* _Stated goal_
Tally the lines with the word "Connector" and report the number alone.
::: Input records
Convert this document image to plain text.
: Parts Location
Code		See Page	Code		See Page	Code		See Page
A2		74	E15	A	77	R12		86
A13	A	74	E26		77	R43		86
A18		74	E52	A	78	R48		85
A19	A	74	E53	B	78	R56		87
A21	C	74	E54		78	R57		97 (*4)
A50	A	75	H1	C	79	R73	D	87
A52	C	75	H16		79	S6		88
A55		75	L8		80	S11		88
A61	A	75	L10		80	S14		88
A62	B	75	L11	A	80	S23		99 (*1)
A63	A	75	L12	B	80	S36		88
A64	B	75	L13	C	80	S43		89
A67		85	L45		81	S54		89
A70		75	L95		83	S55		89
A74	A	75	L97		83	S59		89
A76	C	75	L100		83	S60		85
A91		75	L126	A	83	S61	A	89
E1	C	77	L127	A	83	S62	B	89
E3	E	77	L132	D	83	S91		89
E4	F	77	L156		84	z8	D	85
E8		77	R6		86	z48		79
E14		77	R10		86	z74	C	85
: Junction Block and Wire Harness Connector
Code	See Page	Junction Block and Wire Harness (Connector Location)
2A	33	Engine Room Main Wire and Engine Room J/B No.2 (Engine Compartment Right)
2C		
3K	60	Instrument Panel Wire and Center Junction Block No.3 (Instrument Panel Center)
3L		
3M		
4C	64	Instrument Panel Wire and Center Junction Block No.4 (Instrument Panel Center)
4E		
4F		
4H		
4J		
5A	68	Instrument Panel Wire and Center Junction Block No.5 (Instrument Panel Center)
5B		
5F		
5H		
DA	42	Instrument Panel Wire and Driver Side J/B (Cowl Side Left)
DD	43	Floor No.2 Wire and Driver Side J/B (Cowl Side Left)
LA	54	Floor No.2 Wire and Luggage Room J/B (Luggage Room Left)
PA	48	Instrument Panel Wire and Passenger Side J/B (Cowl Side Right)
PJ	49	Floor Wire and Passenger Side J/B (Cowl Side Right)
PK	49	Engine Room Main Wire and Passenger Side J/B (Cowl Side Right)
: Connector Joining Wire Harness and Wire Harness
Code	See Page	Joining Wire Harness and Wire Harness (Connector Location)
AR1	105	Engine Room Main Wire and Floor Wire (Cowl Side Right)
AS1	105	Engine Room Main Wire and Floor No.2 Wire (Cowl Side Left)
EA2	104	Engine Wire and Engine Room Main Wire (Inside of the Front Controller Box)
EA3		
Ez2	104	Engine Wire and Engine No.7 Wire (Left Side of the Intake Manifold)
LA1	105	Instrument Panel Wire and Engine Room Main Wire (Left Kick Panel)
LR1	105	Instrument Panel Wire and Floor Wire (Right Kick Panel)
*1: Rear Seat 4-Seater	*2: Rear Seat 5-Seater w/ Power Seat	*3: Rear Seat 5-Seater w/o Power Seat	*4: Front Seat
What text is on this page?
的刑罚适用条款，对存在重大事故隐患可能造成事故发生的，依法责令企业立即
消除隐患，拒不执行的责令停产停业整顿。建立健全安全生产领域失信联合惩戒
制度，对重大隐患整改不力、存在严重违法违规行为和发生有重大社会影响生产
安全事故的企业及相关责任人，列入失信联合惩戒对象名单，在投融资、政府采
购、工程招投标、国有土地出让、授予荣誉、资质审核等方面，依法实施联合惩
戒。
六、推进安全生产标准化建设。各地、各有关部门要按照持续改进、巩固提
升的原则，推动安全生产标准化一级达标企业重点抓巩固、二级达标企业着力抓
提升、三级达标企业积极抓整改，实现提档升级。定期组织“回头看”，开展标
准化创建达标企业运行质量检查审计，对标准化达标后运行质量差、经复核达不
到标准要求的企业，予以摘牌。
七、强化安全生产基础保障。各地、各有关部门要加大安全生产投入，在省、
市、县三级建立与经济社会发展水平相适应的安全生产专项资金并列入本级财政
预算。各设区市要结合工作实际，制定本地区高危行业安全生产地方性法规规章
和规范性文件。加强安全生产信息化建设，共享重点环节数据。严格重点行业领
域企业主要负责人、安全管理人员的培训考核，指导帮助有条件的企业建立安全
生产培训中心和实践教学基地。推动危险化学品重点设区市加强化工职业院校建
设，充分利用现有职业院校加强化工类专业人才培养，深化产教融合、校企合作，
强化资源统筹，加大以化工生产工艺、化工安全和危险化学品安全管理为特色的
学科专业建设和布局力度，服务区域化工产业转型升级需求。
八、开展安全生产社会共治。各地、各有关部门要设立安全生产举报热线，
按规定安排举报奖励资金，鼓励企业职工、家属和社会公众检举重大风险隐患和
::::::
* _Complete answer_
4